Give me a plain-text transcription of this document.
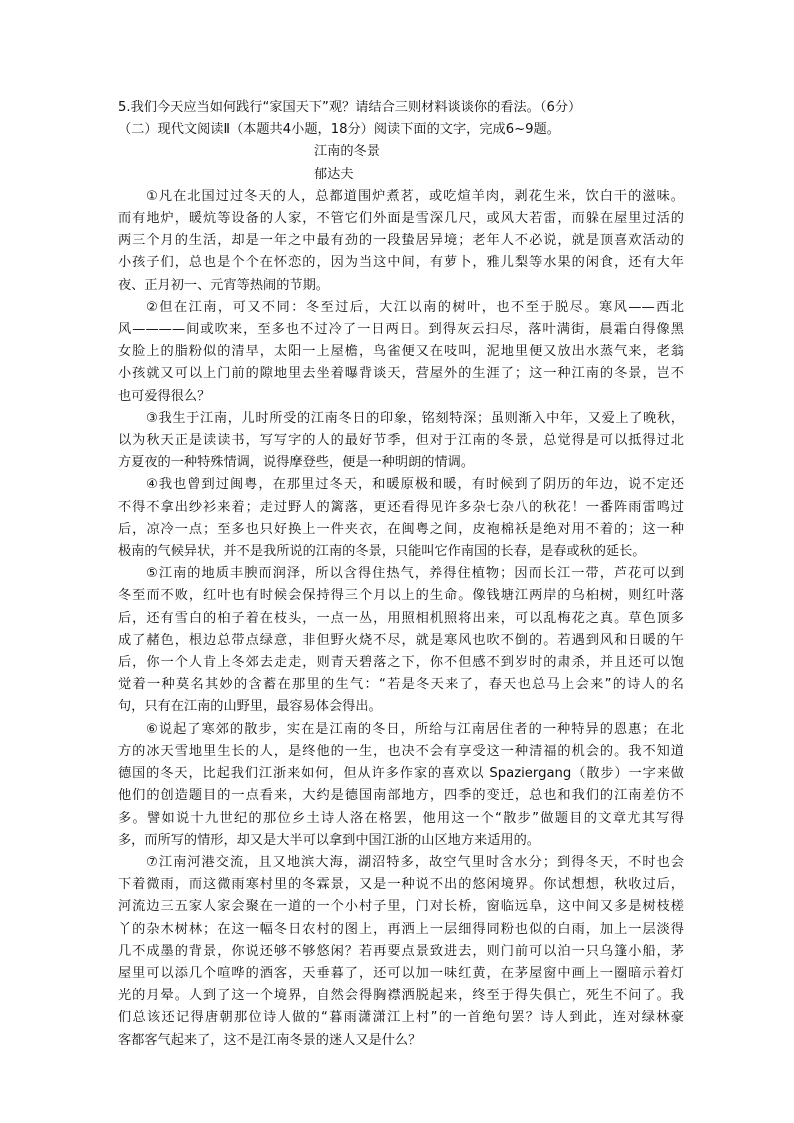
5.我们今天应当如何践行“家国天下”观？请结合三则材料谈谈你的看法。（6分）
（二）现代文阅读Ⅱ（本题共4小题，18分）阅读下面的文字，完成6~9题。
江南的冬景
郁达夫
①凡在北国过过冬天的人，总都道围炉煮茗，或吃煊羊肉，剥花生米，饮白干的滋味。
而有地炉，暖炕等设备的人家，不管它们外面是雪深几尺，或风大若雷，而躲在屋里过活的
两三个月的生活，却是一年之中最有劲的一段蛰居异境；老年人不必说，就是顶喜欢活动的
小孩子们，总也是个个在怀恋的，因为当这中间，有萝卜，雅儿梨等水果的闲食，还有大年
夜、正月初一、元宵等热闹的节期。
②但在江南，可又不同：冬至过后，大江以南的树叶，也不至于脱尽。寒风——西北
风————间或吹来，至多也不过冷了一日两日。到得灰云扫尽，落叶满街，晨霜白得像黑
女脸上的脂粉似的清早，太阳一上屋檐，鸟雀便又在吱叫，泥地里便又放出水蒸气来，老翁
小孩就又可以上门前的隙地里去坐着曝背谈天，营屋外的生涯了；这一种江南的冬景，岂不
也可爱得很么？
③我生于江南，儿时所受的江南冬日的印象，铭刻特深；虽则渐入中年，又爱上了晚秋，
以为秋天正是读读书，写写字的人的最好节季，但对于江南的冬景，总觉得是可以抵得过北
方夏夜的一种特殊情调，说得摩登些，便是一种明朗的情调。
④我也曾到过闽粤，在那里过冬天，和暖原极和暖，有时候到了阴历的年边，说不定还
不得不拿出纱衫来着；走过野人的篱落，更还看得见许多杂七杂八的秋花！一番阵雨雷鸣过
后，凉冷一点；至多也只好换上一件夹衣，在闽粤之间，皮袍棉袄是绝对用不着的；这一种
极南的气候异状，并不是我所说的江南的冬景，只能叫它作南国的长春，是春或秋的延长。
⑤江南的地质丰腴而润泽，所以含得住热气，养得住植物；因而长江一带，芦花可以到
冬至而不败，红叶也有时候会保持得三个月以上的生命。像钱塘江两岸的乌桕树，则红叶落
后，还有雪白的桕子着在枝头，一点一丛，用照相机照将出来，可以乱梅花之真。草色顶多
成了赭色，根边总带点绿意，非但野火烧不尽，就是寒风也吹不倒的。若遇到风和日暖的午
后，你一个人肯上冬郊去走走，则青天碧落之下，你不但感不到岁时的肃杀，并且还可以饱
觉着一种莫名其妙的含蓄在那里的生气：“若是冬天来了，春天也总马上会来”的诗人的名
句，只有在江南的山野里，最容易体会得出。
⑥说起了寒郊的散步，实在是江南的冬日，所给与江南居住者的一种特异的恩惠；在北
方的冰天雪地里生长的人，是终他的一生，也决不会有享受这一种清福的机会的。我不知道
德国的冬天，比起我们江浙来如何，但从许多作家的喜欢以 Spaziergang（散步）一字来做
他们的创造题目的一点看来，大约是德国南部地方，四季的变迁，总也和我们的江南差仿不
多。譬如说十九世纪的那位乡土诗人洛在格罢，他用这一个“散步”做题目的文章尤其写得
多，而所写的情形，却又是大半可以拿到中国江浙的山区地方来适用的。
⑦江南河港交流，且又地滨大海，湖沼特多，故空气里时含水分；到得冬天，不时也会
下着微雨，而这微雨寒村里的冬霖景，又是一种说不出的悠闲境界。你试想想，秋收过后，
河流边三五家人家会聚在一道的一个小村子里，门对长桥，窗临远阜，这中间又多是树枝槎
丫的杂木树林；在这一幅冬日农村的图上，再洒上一层细得同粉也似的白雨，加上一层淡得
几不成墨的背景，你说还够不够悠闲？若再要点景致进去，则门前可以泊一只乌篷小船，茅
屋里可以添几个喧哗的酒客，天垂暮了，还可以加一味红黄，在茅屋窗中画上一圈暗示着灯
光的月晕。人到了这一个境界，自然会得胸襟洒脱起来，终至于得失俱亡，死生不问了。我
们总该还记得唐朝那位诗人做的“暮雨潇潇江上村”的一首绝句罢？诗人到此，连对绿林豪
客都客气起来了，这不是江南冬景的迷人又是什么？
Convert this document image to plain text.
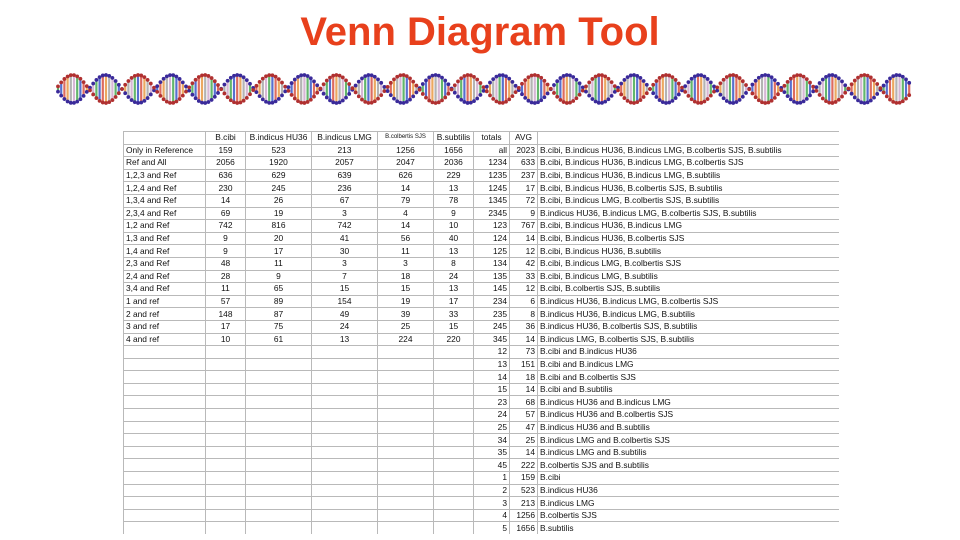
Venn Diagram Tool
	B.cibi	B.indicus HU36	B.indicus LMG	B.colbertis SJS	B.subtilis	totals	AVG	
Only in Reference	159	523	213	1256	1656	all	2023	B.cibi, B.indicus HU36, B.indicus LMG, B.colbertis SJS, B.subtilis
Ref and All	2056	1920	2057	2047	2036	1234	633	B.cibi, B.indicus HU36, B.indicus LMG, B.colbertis SJS
1,2,3 and Ref	636	629	639	626	229	1235	237	B.cibi, B.indicus HU36, B.indicus LMG, B.subtilis
1,2,4 and Ref	230	245	236	14	13	1245	17	B.cibi, B.indicus HU36, B.colbertis SJS, B.subtilis
1,3,4 and Ref	14	26	67	79	78	1345	72	B.cibi, B.indicus LMG, B.colbertis SJS, B.subtilis
2,3,4 and Ref	69	19	3	4	9	2345	9	B.indicus HU36, B.indicus LMG, B.colbertis SJS, B.subtilis
1,2 and Ref	742	816	742	14	10	123	767	B.cibi, B.indicus HU36, B.indicus LMG
1,3 and Ref	9	20	41	56	40	124	14	B.cibi, B.indicus HU36, B.colbertis SJS
1,4 and Ref	9	17	30	11	13	125	12	B.cibi, B.indicus HU36, B.subtilis
2,3 and Ref	48	11	3	3	8	134	42	B.cibi, B.indicus LMG, B.colbertis SJS
2,4 and Ref	28	9	7	18	24	135	33	B.cibi, B.indicus LMG, B.subtilis
3,4 and Ref	11	65	15	15	13	145	12	B.cibi, B.colbertis SJS, B.subtilis
1 and ref	57	89	154	19	17	234	6	B.indicus HU36, B.indicus LMG, B.colbertis SJS
2 and ref	148	87	49	39	33	235	8	B.indicus HU36, B.indicus LMG, B.subtilis
3 and ref	17	75	24	25	15	245	36	B.indicus HU36, B.colbertis SJS, B.subtilis
4 and ref	10	61	13	224	220	345	14	B.indicus LMG, B.colbertis SJS, B.subtilis
						12	73	B.cibi and B.indicus HU36
						13	151	B.cibi and B.indicus LMG
						14	18	B.cibi and B.colbertis SJS
						15	14	B.cibi and B.subtilis
						23	68	B.indicus HU36 and B.indicus LMG
						24	57	B.indicus HU36 and B.colbertis SJS
						25	47	B.indicus HU36 and B.subtilis
						34	25	B.indicus LMG and B.colbertis SJS
						35	14	B.indicus LMG and B.subtilis
						45	222	B.colbertis SJS and B.subtilis
						1	159	B.cibi
						2	523	B.indicus HU36
						3	213	B.indicus LMG
						4	1256	B.colbertis SJS
						5	1656	B.subtilis
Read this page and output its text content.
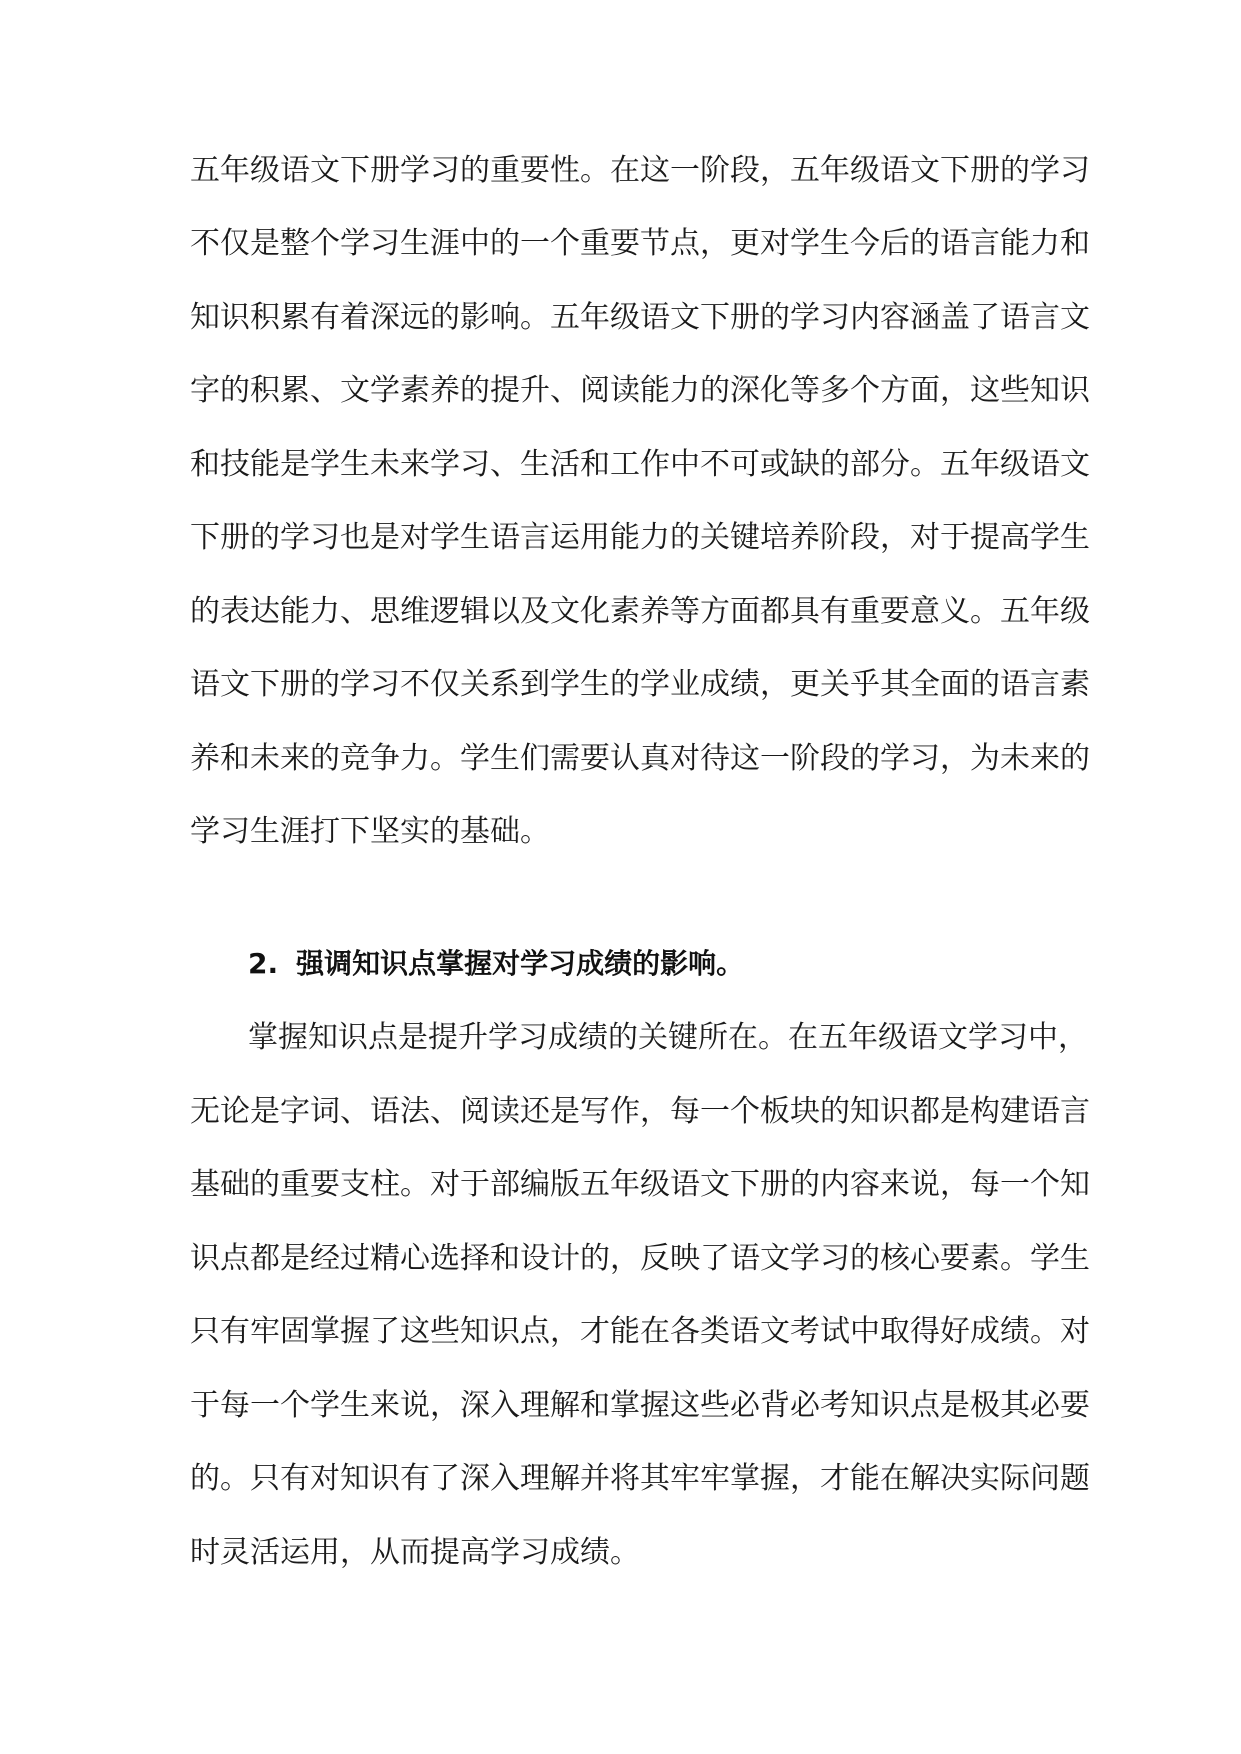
五年级语文下册学习的重要性。在这一阶段，五年级语文下册的学习
不仅是整个学习生涯中的一个重要节点，更对学生今后的语言能力和
知识积累有着深远的影响。五年级语文下册的学习内容涵盖了语言文
字的积累、文学素养的提升、阅读能力的深化等多个方面，这些知识
和技能是学生未来学习、生活和工作中不可或缺的部分。五年级语文
下册的学习也是对学生语言运用能力的关键培养阶段，对于提高学生
的表达能力、思维逻辑以及文化素养等方面都具有重要意义。五年级
语文下册的学习不仅关系到学生的学业成绩，更关乎其全面的语言素
养和未来的竞争力。学生们需要认真对待这一阶段的学习，为未来的
学习生涯打下坚实的基础。
2. 强调知识点掌握对学习成绩的影响。
掌握知识点是提升学习成绩的关键所在。在五年级语文学习中，
无论是字词、语法、阅读还是写作，每一个板块的知识都是构建语言
基础的重要支柱。对于部编版五年级语文下册的内容来说，每一个知
识点都是经过精心选择和设计的，反映了语文学习的核心要素。学生
只有牢固掌握了这些知识点，才能在各类语文考试中取得好成绩。对
于每一个学生来说，深入理解和掌握这些必背必考知识点是极其必要
的。只有对知识有了深入理解并将其牢牢掌握，才能在解决实际问题
时灵活运用，从而提高学习成绩。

———

- Problem details -
Quote the material above exactly, from the line holding "Read this page and output its text content." through its last line, including both. Omit the pictures.

- Worked solution -
Read this page and output its text content.
五年级语文下册学习的重要性。在这一阶段，五年级语文下册的学习
不仅是整个学习生涯中的一个重要节点，更对学生今后的语言能力和
知识积累有着深远的影响。五年级语文下册的学习内容涵盖了语言文
字的积累、文学素养的提升、阅读能力的深化等多个方面，这些知识
和技能是学生未来学习、生活和工作中不可或缺的部分。五年级语文
下册的学习也是对学生语言运用能力的关键培养阶段，对于提高学生
的表达能力、思维逻辑以及文化素养等方面都具有重要意义。五年级
语文下册的学习不仅关系到学生的学业成绩，更关乎其全面的语言素
养和未来的竞争力。学生们需要认真对待这一阶段的学习，为未来的
学习生涯打下坚实的基础。
2. 强调知识点掌握对学习成绩的影响。
掌握知识点是提升学习成绩的关键所在。在五年级语文学习中，
无论是字词、语法、阅读还是写作，每一个板块的知识都是构建语言
基础的重要支柱。对于部编版五年级语文下册的内容来说，每一个知
识点都是经过精心选择和设计的，反映了语文学习的核心要素。学生
只有牢固掌握了这些知识点，才能在各类语文考试中取得好成绩。对
于每一个学生来说，深入理解和掌握这些必背必考知识点是极其必要
的。只有对知识有了深入理解并将其牢牢掌握，才能在解决实际问题
时灵活运用，从而提高学习成绩。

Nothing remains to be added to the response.